DATA LISTING:
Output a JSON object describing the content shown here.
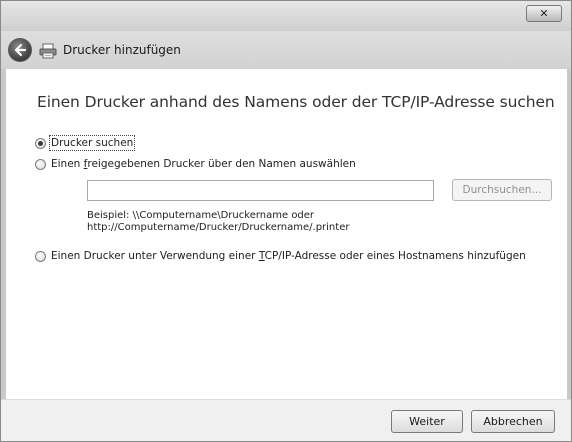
{
  "window": {
    "close_label": "✕",
    "title": "Drucker hinzufügen"
  },
  "main": {
    "heading": "Einen Drucker anhand des Namens oder der TCP/IP-Adresse suchen",
    "options": [
      {
        "label": "Drucker suchen",
        "checked": true
      },
      {
        "label_pre": "Einen ",
        "label_accel": "f",
        "label_post": "reigegebenen Drucker über den Namen auswählen",
        "checked": false
      },
      {
        "label_pre": "Einen Drucker unter Verwendung einer ",
        "label_accel": "T",
        "label_post": "CP/IP-Adresse oder eines Hostnamens hinzufügen",
        "checked": false
      }
    ],
    "name_input": {
      "value": "",
      "placeholder": ""
    },
    "browse_label": "Durchsuchen...",
    "example_line1": "Beispiel: \\\\Computername\\Druckername oder",
    "example_line2": "http://Computername/Drucker/Druckername/.printer"
  },
  "footer": {
    "next_label": "Weiter",
    "cancel_label": "Abbrechen"
  },
  "icons": {
    "back": "back-arrow-icon",
    "printer": "printer-icon"
  }
}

DESCRIPTION OF THE TASK:
Every line of the data should be copied as it stands, without the images.

ANSWER TO THE PROBLEM:
Output a JSON object describing the content shown here.
{
  "window": {
    "close_label": "✕",
    "title": "Drucker hinzufügen"
  },
  "main": {
    "heading": "Einen Drucker anhand des Namens oder der TCP/IP-Adresse suchen",
    "options": [
      {
        "label": "Drucker suchen",
        "checked": true
      },
      {
        "label_pre": "Einen ",
        "label_accel": "f",
        "label_post": "reigegebenen Drucker über den Namen auswählen",
        "checked": false
      },
      {
        "label_pre": "Einen Drucker unter Verwendung einer ",
        "label_accel": "T",
        "label_post": "CP/IP-Adresse oder eines Hostnamens hinzufügen",
        "checked": false
      }
    ],
    "name_input": {
      "value": "",
      "placeholder": ""
    },
    "browse_label": "Durchsuchen...",
    "example_line1": "Beispiel: \\\\Computername\\Druckername oder",
    "example_line2": "http://Computername/Drucker/Druckername/.printer"
  },
  "footer": {
    "next_label": "Weiter",
    "cancel_label": "Abbrechen"
  },
  "icons": {
    "back": "back-arrow-icon",
    "printer": "printer-icon"
  }
}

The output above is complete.